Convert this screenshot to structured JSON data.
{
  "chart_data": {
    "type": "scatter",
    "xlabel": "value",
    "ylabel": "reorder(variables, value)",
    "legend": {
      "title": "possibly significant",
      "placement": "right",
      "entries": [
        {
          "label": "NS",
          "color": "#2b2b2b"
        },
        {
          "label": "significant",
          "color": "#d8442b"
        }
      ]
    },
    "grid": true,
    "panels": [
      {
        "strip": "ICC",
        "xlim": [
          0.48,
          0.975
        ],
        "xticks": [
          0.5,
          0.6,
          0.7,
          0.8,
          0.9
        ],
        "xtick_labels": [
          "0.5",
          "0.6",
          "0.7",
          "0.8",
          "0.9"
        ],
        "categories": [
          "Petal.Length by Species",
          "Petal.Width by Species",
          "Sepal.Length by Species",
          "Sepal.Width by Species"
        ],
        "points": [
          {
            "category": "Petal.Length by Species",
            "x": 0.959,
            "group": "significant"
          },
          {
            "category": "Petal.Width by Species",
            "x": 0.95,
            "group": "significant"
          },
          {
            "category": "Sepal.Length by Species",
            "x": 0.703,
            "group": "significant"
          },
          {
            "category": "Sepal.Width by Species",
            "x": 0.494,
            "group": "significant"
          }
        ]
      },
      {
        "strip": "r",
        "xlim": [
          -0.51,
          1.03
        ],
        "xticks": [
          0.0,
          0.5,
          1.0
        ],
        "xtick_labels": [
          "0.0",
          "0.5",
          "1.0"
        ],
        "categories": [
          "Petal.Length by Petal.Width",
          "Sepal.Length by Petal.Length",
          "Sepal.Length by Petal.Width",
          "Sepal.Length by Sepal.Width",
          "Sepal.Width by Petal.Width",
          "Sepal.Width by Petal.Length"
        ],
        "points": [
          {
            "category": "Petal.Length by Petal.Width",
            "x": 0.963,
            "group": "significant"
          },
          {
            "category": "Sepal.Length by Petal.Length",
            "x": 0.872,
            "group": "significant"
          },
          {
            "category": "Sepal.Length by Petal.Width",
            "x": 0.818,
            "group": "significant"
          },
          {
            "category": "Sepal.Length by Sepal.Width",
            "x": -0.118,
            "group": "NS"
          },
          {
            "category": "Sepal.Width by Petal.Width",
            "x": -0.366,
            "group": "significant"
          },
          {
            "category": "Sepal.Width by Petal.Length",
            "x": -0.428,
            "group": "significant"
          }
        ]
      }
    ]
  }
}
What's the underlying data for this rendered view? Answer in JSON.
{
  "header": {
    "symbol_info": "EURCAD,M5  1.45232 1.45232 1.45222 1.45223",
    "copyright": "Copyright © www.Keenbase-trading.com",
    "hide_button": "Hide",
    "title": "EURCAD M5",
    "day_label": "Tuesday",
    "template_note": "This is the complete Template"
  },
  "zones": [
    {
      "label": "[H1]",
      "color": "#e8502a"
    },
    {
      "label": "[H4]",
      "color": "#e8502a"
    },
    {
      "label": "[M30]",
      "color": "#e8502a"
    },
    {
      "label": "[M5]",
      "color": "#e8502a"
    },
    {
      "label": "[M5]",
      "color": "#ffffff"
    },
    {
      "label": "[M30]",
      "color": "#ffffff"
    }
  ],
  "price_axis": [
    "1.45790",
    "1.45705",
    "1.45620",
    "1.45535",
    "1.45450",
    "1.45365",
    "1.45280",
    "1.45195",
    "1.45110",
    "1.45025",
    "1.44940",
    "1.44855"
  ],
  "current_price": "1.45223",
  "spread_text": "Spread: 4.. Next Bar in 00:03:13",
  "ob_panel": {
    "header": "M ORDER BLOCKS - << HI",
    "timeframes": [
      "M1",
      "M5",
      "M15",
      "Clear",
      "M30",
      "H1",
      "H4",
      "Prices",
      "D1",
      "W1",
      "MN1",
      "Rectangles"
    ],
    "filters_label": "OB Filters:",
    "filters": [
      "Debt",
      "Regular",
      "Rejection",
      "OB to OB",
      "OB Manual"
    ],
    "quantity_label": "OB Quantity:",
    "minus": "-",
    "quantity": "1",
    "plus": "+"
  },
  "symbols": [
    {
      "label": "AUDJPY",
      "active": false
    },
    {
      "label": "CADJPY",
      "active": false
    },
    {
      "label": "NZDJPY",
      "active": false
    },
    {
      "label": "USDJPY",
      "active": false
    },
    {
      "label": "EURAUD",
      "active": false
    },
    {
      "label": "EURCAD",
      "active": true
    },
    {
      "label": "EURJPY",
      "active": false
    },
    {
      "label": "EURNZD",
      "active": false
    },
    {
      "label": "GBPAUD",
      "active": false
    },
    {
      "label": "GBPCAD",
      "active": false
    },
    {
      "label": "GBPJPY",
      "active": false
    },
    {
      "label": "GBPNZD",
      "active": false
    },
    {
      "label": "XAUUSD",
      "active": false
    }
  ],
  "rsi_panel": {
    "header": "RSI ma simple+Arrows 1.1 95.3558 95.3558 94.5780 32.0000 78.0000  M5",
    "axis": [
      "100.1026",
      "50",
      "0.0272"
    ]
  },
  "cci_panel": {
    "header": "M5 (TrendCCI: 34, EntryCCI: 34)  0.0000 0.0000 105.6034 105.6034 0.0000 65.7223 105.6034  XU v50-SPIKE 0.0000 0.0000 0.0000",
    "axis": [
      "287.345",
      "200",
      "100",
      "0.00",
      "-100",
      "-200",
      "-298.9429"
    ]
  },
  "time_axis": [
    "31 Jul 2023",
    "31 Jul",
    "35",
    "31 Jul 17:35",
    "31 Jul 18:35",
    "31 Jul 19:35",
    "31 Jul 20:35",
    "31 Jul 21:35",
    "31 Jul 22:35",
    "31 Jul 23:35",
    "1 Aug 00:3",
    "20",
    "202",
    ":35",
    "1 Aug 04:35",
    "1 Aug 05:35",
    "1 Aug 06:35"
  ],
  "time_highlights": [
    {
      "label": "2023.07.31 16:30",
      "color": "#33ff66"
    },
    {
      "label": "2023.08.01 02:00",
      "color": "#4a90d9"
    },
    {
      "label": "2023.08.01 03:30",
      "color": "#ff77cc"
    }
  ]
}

__________________________________________________

▶ _Request_
Write out the full set of records exactly as given.

▶ _Result for this task_
Convert this screenshot to structured JSON data.
{
  "chart_data": {
    "type": "scatter",
    "xlabel": "value",
    "ylabel": "reorder(variables, value)",
    "legend": {
      "title": "possibly significant",
      "placement": "right",
      "entries": [
        {
          "label": "NS",
          "color": "#2b2b2b"
        },
        {
          "label": "significant",
          "color": "#d8442b"
        }
      ]
    },
    "grid": true,
    "panels": [
      {
        "strip": "ICC",
        "xlim": [
          0.48,
          0.975
        ],
        "xticks": [
          0.5,
          0.6,
          0.7,
          0.8,
          0.9
        ],
        "xtick_labels": [
          "0.5",
          "0.6",
          "0.7",
          "0.8",
          "0.9"
        ],
        "categories": [
          "Petal.Length by Species",
          "Petal.Width by Species",
          "Sepal.Length by Species",
          "Sepal.Width by Species"
        ],
        "points": [
          {
            "category": "Petal.Length by Species",
            "x": 0.959,
            "group": "significant"
          },
          {
            "category": "Petal.Width by Species",
            "x": 0.95,
            "group": "significant"
          },
          {
            "category": "Sepal.Length by Species",
            "x": 0.703,
            "group": "significant"
          },
          {
            "category": "Sepal.Width by Species",
            "x": 0.494,
            "group": "significant"
          }
        ]
      },
      {
        "strip": "r",
        "xlim": [
          -0.51,
          1.03
        ],
        "xticks": [
          0.0,
          0.5,
          1.0
        ],
        "xtick_labels": [
          "0.0",
          "0.5",
          "1.0"
        ],
        "categories": [
          "Petal.Length by Petal.Width",
          "Sepal.Length by Petal.Length",
          "Sepal.Length by Petal.Width",
          "Sepal.Length by Sepal.Width",
          "Sepal.Width by Petal.Width",
          "Sepal.Width by Petal.Length"
        ],
        "points": [
          {
            "category": "Petal.Length by Petal.Width",
            "x": 0.963,
            "group": "significant"
          },
          {
            "category": "Sepal.Length by Petal.Length",
            "x": 0.872,
            "group": "significant"
          },
          {
            "category": "Sepal.Length by Petal.Width",
            "x": 0.818,
            "group": "significant"
          },
          {
            "category": "Sepal.Length by Sepal.Width",
            "x": -0.118,
            "group": "NS"
          },
          {
            "category": "Sepal.Width by Petal.Width",
            "x": -0.366,
            "group": "significant"
          },
          {
            "category": "Sepal.Width by Petal.Length",
            "x": -0.428,
            "group": "significant"
          }
        ]
      }
    ]
  }
}
What's the underlying data for this rendered view? Answer in JSON.
{
  "header": {
    "symbol_info": "EURCAD,M5  1.45232 1.45232 1.45222 1.45223",
    "copyright": "Copyright © www.Keenbase-trading.com",
    "hide_button": "Hide",
    "title": "EURCAD M5",
    "day_label": "Tuesday",
    "template_note": "This is the complete Template"
  },
  "zones": [
    {
      "label": "[H1]",
      "color": "#e8502a"
    },
    {
      "label": "[H4]",
      "color": "#e8502a"
    },
    {
      "label": "[M30]",
      "color": "#e8502a"
    },
    {
      "label": "[M5]",
      "color": "#e8502a"
    },
    {
      "label": "[M5]",
      "color": "#ffffff"
    },
    {
      "label": "[M30]",
      "color": "#ffffff"
    }
  ],
  "price_axis": [
    "1.45790",
    "1.45705",
    "1.45620",
    "1.45535",
    "1.45450",
    "1.45365",
    "1.45280",
    "1.45195",
    "1.45110",
    "1.45025",
    "1.44940",
    "1.44855"
  ],
  "current_price": "1.45223",
  "spread_text": "Spread: 4.. Next Bar in 00:03:13",
  "ob_panel": {
    "header": "M ORDER BLOCKS - << HI",
    "timeframes": [
      "M1",
      "M5",
      "M15",
      "Clear",
      "M30",
      "H1",
      "H4",
      "Prices",
      "D1",
      "W1",
      "MN1",
      "Rectangles"
    ],
    "filters_label": "OB Filters:",
    "filters": [
      "Debt",
      "Regular",
      "Rejection",
      "OB to OB",
      "OB Manual"
    ],
    "quantity_label": "OB Quantity:",
    "minus": "-",
    "quantity": "1",
    "plus": "+"
  },
  "symbols": [
    {
      "label": "AUDJPY",
      "active": false
    },
    {
      "label": "CADJPY",
      "active": false
    },
    {
      "label": "NZDJPY",
      "active": false
    },
    {
      "label": "USDJPY",
      "active": false
    },
    {
      "label": "EURAUD",
      "active": false
    },
    {
      "label": "EURCAD",
      "active": true
    },
    {
      "label": "EURJPY",
      "active": false
    },
    {
      "label": "EURNZD",
      "active": false
    },
    {
      "label": "GBPAUD",
      "active": false
    },
    {
      "label": "GBPCAD",
      "active": false
    },
    {
      "label": "GBPJPY",
      "active": false
    },
    {
      "label": "GBPNZD",
      "active": false
    },
    {
      "label": "XAUUSD",
      "active": false
    }
  ],
  "rsi_panel": {
    "header": "RSI ma simple+Arrows 1.1 95.3558 95.3558 94.5780 32.0000 78.0000  M5",
    "axis": [
      "100.1026",
      "50",
      "0.0272"
    ]
  },
  "cci_panel": {
    "header": "M5 (TrendCCI: 34, EntryCCI: 34)  0.0000 0.0000 105.6034 105.6034 0.0000 65.7223 105.6034  XU v50-SPIKE 0.0000 0.0000 0.0000",
    "axis": [
      "287.345",
      "200",
      "100",
      "0.00",
      "-100",
      "-200",
      "-298.9429"
    ]
  },
  "time_axis": [
    "31 Jul 2023",
    "31 Jul",
    "35",
    "31 Jul 17:35",
    "31 Jul 18:35",
    "31 Jul 19:35",
    "31 Jul 20:35",
    "31 Jul 21:35",
    "31 Jul 22:35",
    "31 Jul 23:35",
    "1 Aug 00:3",
    "20",
    "202",
    ":35",
    "1 Aug 04:35",
    "1 Aug 05:35",
    "1 Aug 06:35"
  ],
  "time_highlights": [
    {
      "label": "2023.07.31 16:30",
      "color": "#33ff66"
    },
    {
      "label": "2023.08.01 02:00",
      "color": "#4a90d9"
    },
    {
      "label": "2023.08.01 03:30",
      "color": "#ff77cc"
    }
  ]
}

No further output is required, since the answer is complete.